* **Stated problem**: Transcribe the listing in full, excluding any pictures.

* **Raw data**:

————

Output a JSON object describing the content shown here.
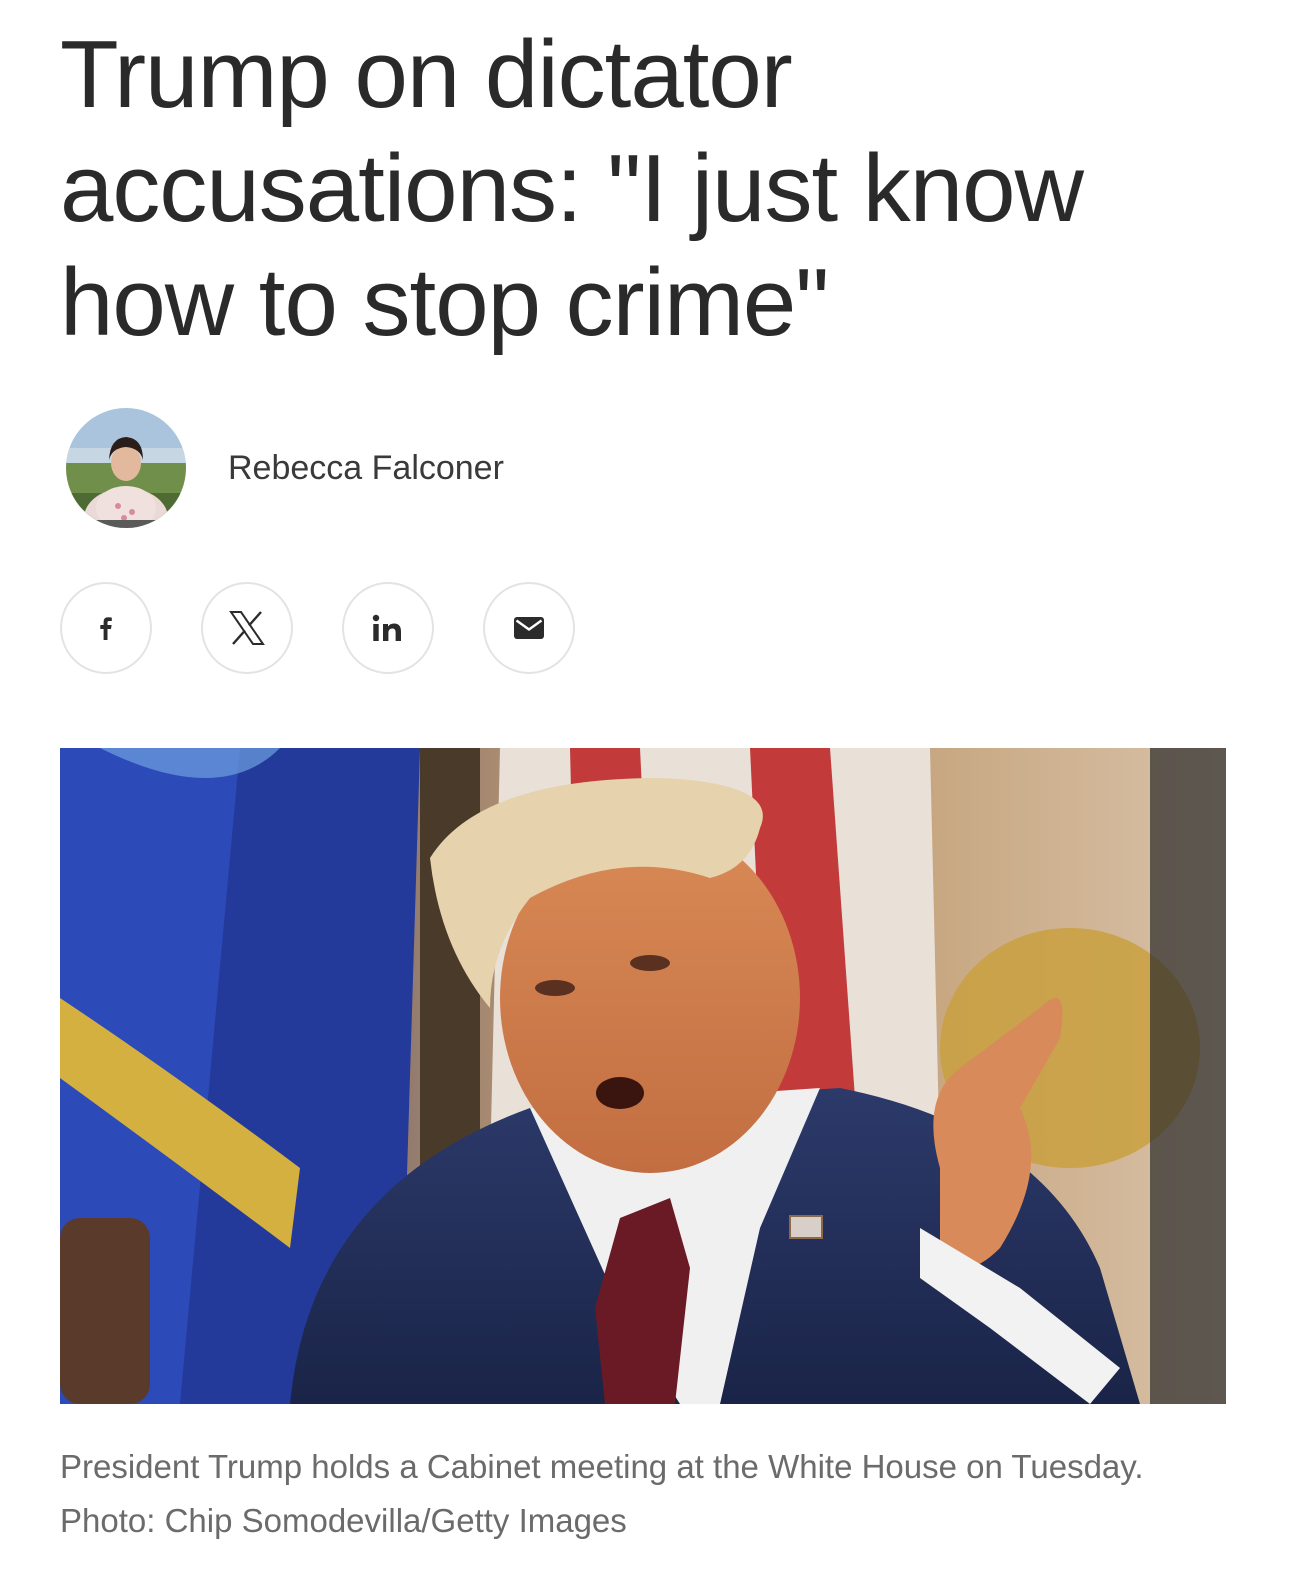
{
  "article": {
    "headline": "Trump on dictator accusations: \"I just know how to stop crime\"",
    "author": "Rebecca Falconer",
    "caption": "President Trump holds a Cabinet meeting at the White House on Tuesday. Photo: Chip Somodevilla/Getty Images"
  },
  "share_buttons": [
    {
      "icon": "facebook-icon"
    },
    {
      "icon": "x-icon"
    },
    {
      "icon": "linkedin-icon"
    },
    {
      "icon": "email-icon"
    }
  ],
  "colors": {
    "headline": "#2a2a2a",
    "caption": "#6b6b6b",
    "button_border": "#e3e3e3"
  }
}
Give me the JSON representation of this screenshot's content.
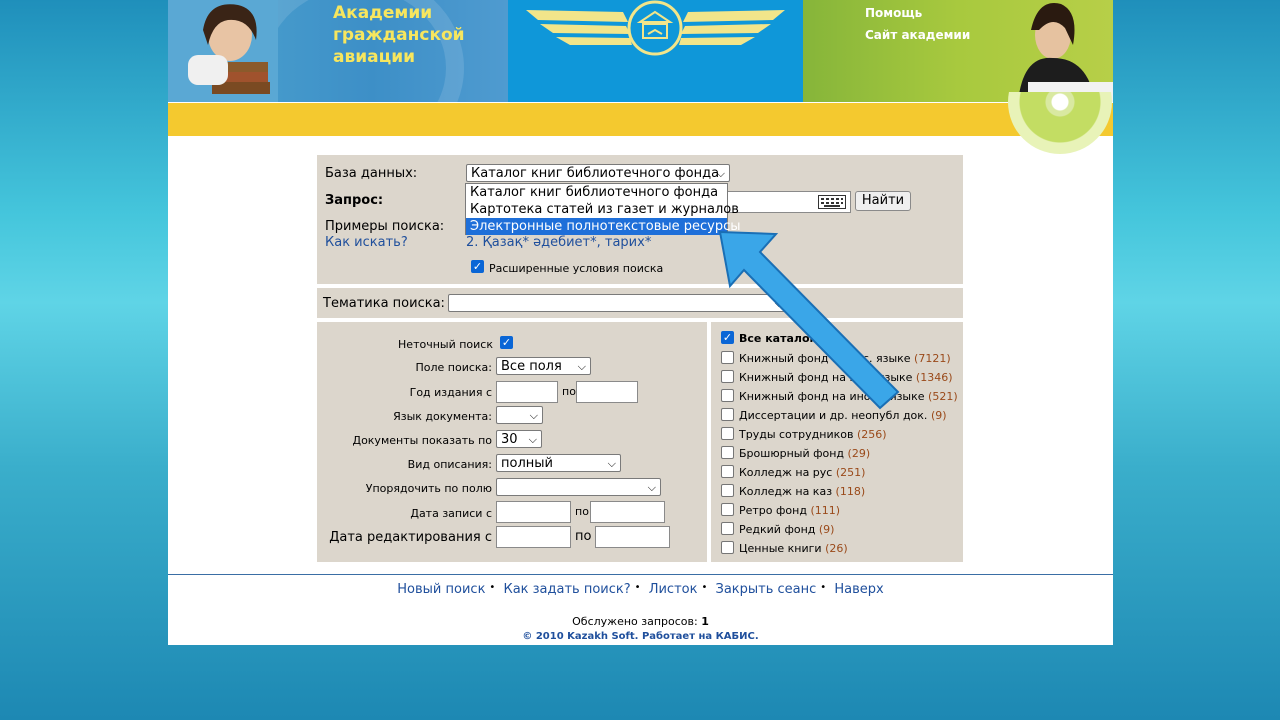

————

* **Task solution**:
Output a JSON object describing the content shown here.
{
  "article": {
    "headline": "Trump on dictator accusations: \"I just know how to stop crime\"",
    "author": "Rebecca Falconer",
    "caption": "President Trump holds a Cabinet meeting at the White House on Tuesday. Photo: Chip Somodevilla/Getty Images"
  },
  "share_buttons": [
    {
      "icon": "facebook-icon"
    },
    {
      "icon": "x-icon"
    },
    {
      "icon": "linkedin-icon"
    },
    {
      "icon": "email-icon"
    }
  ],
  "colors": {
    "headline": "#2a2a2a",
    "caption": "#6b6b6b",
    "button_border": "#e3e3e3"
  }
}
Give me the JSON representation of this screenshot's content.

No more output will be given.